Stored data

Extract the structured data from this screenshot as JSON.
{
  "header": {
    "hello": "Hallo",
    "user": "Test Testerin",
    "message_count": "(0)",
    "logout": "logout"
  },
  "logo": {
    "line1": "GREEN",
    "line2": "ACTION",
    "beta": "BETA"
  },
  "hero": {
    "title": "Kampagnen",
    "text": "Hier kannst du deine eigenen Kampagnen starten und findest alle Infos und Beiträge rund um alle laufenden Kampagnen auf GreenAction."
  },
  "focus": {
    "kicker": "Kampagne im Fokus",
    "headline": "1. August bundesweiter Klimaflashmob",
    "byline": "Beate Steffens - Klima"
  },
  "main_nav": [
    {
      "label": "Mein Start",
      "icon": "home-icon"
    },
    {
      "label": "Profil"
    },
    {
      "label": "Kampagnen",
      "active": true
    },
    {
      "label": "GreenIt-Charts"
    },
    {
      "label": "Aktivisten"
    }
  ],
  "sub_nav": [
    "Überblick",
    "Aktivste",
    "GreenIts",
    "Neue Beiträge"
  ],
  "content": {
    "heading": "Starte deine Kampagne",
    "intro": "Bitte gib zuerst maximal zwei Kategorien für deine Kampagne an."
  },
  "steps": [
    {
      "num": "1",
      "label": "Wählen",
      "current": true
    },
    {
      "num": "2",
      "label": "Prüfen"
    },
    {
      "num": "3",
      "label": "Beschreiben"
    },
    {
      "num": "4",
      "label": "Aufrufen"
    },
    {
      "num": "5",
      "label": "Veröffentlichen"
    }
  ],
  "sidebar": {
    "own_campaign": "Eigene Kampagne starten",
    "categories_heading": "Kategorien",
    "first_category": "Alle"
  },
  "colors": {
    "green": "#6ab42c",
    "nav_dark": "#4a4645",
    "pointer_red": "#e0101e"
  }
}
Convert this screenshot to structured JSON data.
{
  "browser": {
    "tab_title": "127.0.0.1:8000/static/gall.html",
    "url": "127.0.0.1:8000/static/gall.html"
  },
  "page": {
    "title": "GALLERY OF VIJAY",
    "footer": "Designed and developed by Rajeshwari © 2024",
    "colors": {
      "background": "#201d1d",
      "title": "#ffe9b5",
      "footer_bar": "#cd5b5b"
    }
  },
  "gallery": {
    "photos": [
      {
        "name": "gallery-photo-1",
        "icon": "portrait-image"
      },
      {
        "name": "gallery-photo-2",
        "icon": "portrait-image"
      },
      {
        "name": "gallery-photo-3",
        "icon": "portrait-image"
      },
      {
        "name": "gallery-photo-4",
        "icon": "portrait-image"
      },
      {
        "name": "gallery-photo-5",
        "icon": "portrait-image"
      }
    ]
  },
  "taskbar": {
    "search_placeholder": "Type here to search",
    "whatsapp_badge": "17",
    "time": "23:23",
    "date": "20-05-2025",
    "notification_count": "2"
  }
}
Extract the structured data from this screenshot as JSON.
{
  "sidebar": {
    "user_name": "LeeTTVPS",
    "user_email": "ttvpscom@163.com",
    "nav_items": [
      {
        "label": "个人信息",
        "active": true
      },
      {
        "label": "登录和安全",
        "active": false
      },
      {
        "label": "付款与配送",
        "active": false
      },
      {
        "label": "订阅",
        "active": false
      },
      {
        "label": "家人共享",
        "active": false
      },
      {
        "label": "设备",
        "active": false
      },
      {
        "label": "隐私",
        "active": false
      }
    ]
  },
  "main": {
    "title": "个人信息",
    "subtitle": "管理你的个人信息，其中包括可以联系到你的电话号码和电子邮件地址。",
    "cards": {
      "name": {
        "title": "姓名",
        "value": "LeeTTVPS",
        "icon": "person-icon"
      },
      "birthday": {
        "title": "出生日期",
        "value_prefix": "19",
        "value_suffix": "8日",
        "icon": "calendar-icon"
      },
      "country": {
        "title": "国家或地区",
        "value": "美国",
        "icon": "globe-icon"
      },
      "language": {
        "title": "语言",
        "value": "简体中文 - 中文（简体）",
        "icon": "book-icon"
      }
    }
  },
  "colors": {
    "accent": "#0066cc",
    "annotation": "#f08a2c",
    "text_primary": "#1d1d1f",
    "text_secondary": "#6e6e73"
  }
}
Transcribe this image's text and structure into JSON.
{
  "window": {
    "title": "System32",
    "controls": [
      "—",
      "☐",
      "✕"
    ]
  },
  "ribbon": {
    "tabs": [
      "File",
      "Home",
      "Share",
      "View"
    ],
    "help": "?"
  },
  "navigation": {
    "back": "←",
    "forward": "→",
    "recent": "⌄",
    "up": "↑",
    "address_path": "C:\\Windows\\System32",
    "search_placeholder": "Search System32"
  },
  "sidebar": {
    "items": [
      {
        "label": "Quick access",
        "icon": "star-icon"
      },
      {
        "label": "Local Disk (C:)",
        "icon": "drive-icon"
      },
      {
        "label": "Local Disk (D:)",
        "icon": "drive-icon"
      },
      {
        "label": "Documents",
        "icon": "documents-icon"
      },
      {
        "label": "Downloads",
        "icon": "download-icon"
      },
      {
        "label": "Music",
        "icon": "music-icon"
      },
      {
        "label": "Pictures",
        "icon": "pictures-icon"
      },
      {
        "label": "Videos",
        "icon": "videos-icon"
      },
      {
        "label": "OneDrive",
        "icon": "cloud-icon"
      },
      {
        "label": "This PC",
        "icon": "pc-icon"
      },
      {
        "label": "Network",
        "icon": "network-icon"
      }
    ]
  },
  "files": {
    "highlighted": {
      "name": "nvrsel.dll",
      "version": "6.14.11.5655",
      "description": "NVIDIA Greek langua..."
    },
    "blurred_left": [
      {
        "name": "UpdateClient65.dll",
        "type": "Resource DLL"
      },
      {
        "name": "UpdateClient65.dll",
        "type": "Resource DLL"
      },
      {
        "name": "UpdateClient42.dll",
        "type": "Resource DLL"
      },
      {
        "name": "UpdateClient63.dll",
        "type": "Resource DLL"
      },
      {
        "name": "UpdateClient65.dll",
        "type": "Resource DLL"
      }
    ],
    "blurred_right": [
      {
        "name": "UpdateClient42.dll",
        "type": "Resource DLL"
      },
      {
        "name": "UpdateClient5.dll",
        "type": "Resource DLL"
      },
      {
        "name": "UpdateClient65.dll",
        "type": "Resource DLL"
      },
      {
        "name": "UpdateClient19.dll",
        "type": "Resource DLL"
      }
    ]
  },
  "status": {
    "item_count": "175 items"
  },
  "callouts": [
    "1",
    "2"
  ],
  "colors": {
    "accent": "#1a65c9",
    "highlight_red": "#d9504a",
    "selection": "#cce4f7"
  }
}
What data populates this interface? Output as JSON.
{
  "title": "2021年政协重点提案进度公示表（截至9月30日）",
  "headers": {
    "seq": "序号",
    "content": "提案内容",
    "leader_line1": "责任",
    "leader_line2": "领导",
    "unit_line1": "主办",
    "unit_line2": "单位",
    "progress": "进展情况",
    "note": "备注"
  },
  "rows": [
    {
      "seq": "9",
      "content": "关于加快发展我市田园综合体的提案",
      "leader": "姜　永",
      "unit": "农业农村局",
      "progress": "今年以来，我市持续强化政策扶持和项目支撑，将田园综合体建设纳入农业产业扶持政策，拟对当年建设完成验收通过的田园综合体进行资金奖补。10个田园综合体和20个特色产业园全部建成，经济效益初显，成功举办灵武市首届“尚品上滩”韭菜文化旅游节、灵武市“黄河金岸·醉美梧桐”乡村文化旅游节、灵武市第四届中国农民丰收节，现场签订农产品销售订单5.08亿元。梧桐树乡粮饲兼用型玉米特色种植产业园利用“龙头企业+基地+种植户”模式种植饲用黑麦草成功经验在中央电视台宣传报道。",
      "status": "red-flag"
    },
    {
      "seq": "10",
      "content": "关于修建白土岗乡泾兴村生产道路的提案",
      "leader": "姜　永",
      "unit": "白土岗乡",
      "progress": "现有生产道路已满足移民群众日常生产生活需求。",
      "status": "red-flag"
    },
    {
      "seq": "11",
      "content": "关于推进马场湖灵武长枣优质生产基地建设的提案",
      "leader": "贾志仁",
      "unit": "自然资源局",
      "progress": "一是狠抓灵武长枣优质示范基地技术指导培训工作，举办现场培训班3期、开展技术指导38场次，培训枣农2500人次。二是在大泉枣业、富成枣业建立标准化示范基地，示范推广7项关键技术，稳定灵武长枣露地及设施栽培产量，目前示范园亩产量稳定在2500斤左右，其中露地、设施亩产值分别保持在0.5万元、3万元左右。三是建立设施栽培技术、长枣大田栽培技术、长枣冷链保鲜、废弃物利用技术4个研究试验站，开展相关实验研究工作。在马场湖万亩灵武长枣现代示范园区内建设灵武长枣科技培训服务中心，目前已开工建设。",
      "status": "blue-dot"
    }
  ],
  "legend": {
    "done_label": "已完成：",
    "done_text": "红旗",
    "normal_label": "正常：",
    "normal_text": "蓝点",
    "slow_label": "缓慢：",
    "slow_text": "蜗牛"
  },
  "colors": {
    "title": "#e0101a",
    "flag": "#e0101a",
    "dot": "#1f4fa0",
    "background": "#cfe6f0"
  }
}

» **Task brief**:
Where a line of the material above holds the string "deine", copy that line.

» **Solution to this task**:
    "text": "Hier kannst du deine eigenen Kampagnen starten und findest alle Infos und Beiträge rund um alle laufenden Kampagnen auf GreenAction."
    "heading": "Starte deine Kampagne",
    "intro": "Bitte gib zuerst maximal zwei Kategorien für deine Kampagne an."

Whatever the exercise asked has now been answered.